[Data records]
◇ ◇ ◇ ◇ ◇

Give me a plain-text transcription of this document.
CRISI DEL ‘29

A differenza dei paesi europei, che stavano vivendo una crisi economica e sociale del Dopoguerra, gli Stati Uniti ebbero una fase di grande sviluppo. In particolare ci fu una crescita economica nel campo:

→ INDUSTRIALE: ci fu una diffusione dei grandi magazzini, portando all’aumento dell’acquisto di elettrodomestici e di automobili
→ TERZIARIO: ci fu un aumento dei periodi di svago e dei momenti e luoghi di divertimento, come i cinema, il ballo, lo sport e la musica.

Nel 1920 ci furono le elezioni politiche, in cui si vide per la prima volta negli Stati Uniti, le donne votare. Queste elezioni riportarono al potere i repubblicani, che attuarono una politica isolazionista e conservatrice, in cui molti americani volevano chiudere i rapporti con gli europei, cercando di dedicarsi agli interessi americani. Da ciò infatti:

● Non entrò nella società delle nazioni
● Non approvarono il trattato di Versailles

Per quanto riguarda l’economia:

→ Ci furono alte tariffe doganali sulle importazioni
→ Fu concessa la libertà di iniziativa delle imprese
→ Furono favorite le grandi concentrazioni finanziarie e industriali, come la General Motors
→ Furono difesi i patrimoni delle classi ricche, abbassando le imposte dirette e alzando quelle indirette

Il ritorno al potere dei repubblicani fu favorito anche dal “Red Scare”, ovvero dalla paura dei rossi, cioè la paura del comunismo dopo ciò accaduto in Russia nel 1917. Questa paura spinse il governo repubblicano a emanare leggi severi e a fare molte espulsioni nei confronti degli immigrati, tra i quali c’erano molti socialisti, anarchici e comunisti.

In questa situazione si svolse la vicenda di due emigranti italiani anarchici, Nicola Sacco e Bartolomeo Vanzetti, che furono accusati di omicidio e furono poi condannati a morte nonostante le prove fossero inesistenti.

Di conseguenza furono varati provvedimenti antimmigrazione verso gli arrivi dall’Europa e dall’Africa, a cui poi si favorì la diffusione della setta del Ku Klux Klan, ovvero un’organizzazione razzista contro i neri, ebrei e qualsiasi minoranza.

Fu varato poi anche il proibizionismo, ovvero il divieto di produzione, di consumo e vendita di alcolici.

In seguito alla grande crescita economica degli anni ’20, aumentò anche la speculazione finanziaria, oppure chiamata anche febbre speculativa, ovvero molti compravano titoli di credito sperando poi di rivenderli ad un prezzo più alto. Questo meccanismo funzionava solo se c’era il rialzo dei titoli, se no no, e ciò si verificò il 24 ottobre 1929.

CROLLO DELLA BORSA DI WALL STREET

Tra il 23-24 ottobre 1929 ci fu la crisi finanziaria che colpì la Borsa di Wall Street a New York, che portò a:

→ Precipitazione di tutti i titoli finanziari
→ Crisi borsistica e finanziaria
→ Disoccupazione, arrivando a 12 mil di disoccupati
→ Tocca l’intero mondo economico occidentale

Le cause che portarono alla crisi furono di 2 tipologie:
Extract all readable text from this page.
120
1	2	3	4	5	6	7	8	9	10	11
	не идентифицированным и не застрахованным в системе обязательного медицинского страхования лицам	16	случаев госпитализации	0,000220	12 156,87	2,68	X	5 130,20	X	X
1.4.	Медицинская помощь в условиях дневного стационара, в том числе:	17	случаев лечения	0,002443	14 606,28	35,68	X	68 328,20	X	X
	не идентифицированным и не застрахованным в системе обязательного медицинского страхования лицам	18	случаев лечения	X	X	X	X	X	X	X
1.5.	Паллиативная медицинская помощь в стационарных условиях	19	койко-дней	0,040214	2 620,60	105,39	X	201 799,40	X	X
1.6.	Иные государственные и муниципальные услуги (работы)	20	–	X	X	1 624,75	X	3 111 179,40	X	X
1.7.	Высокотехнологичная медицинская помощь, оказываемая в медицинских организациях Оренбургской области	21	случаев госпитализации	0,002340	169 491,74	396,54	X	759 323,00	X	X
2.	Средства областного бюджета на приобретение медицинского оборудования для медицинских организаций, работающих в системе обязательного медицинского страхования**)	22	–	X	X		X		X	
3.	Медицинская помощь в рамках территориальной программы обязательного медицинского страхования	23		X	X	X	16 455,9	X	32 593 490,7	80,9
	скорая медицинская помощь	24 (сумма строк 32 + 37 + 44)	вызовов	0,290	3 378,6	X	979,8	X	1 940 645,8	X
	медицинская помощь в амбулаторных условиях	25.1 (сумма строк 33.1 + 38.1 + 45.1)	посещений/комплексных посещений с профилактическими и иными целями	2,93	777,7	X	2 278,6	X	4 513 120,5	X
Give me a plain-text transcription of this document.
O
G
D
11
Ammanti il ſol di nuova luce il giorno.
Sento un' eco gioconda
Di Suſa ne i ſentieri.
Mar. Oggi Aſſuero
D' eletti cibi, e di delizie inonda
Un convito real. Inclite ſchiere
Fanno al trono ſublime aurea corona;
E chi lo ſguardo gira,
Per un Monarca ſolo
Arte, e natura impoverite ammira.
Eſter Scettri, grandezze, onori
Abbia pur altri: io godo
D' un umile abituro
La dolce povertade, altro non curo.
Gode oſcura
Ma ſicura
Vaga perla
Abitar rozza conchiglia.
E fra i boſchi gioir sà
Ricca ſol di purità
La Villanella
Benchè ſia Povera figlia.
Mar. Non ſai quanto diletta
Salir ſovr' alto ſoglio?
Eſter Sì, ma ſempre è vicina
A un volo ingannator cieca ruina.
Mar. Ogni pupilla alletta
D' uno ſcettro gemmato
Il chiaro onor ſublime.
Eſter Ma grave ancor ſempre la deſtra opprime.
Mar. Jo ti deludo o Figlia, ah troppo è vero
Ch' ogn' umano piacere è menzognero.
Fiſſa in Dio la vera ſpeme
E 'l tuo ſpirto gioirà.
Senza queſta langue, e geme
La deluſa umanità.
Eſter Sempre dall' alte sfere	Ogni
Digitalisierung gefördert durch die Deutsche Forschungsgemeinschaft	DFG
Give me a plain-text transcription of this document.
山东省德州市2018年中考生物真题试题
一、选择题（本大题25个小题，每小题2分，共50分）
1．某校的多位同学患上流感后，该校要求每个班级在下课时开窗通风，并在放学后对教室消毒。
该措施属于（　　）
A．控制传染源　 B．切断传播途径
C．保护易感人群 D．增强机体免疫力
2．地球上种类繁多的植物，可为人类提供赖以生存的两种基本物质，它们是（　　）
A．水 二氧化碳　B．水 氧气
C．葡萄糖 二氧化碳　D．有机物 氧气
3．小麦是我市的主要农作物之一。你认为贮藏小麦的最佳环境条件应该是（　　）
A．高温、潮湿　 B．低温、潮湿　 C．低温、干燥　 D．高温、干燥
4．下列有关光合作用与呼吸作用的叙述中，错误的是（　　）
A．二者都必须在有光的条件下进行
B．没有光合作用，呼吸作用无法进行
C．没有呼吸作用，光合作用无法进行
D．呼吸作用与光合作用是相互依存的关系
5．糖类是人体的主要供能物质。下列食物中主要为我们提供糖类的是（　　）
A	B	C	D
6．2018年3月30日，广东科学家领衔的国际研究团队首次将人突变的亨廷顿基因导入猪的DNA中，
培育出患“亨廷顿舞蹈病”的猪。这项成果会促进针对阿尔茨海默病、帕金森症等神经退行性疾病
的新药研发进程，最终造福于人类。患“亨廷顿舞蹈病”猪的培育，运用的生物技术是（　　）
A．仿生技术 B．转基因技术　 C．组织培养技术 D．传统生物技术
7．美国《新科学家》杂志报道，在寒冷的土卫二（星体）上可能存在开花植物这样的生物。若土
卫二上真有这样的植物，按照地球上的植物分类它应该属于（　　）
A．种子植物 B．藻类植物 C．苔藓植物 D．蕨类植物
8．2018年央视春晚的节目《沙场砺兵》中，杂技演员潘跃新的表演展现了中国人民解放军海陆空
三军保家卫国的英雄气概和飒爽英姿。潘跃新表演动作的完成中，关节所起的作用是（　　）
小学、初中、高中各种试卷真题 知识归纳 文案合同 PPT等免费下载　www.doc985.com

◇ ◇ ◇ ◇ ◇

Copy each line that holds the word "come".

# TASK SOLUTION
→ TERZIARIO: ci fu un aumento dei periodi di svago e dei momenti e luoghi di divertimento, come i cinema, il ballo, lo sport e la musica.
→ Furono favorite le grandi concentrazioni finanziarie e industriali, come la General Motors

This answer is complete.